▸ **Aim**: Go through the listing below and gather every line with the word "vorzüglich".

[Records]
◇ ◇ ◇ ◇ ◇

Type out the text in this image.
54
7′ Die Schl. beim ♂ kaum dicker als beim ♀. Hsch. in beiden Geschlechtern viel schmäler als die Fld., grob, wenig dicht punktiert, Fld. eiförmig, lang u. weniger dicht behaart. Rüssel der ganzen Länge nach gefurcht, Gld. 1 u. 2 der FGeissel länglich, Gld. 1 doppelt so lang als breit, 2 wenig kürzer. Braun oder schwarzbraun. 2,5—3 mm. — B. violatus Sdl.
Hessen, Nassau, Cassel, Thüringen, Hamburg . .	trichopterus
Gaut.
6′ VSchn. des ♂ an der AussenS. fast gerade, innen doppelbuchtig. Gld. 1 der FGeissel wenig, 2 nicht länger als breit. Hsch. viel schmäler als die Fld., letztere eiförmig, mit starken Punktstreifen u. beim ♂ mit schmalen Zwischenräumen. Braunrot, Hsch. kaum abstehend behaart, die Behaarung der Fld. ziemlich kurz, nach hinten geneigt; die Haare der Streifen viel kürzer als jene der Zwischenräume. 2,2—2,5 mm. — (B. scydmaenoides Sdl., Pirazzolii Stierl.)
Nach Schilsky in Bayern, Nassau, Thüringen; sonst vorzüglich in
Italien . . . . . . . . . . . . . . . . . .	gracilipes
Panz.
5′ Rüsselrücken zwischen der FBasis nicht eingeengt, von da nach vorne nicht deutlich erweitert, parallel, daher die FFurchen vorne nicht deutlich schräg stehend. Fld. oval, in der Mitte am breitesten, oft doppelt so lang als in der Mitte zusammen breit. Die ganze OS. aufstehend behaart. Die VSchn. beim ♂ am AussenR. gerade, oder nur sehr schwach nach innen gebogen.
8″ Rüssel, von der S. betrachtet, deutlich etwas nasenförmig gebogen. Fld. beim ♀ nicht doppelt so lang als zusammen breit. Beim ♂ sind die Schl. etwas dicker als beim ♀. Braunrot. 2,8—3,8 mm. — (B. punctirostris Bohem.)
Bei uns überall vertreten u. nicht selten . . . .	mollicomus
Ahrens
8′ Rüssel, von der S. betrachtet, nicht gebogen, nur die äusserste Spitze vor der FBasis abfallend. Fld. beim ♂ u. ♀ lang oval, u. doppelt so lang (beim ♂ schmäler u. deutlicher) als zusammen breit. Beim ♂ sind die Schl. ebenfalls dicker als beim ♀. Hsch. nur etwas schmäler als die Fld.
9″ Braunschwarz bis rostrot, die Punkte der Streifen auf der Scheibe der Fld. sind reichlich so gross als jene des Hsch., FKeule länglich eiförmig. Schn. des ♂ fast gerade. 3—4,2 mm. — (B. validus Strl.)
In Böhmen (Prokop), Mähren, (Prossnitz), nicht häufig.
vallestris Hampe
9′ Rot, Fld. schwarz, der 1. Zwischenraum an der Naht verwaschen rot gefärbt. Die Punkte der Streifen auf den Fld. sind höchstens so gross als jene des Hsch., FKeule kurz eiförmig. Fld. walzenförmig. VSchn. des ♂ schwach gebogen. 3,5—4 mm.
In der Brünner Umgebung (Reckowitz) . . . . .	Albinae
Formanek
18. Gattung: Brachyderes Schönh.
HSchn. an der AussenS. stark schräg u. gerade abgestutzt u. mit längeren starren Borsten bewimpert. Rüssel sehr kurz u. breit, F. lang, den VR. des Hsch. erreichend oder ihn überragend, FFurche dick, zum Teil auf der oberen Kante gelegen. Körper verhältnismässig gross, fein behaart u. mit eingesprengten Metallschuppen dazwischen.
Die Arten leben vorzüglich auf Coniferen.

◇ ◇ ◇ ◇ ◇

▸ **In response**:
Nach Schilsky in Bayern, Nassau, Thüringen; sonst vorzüglich in
Die Arten leben vorzüglich auf Coniferen.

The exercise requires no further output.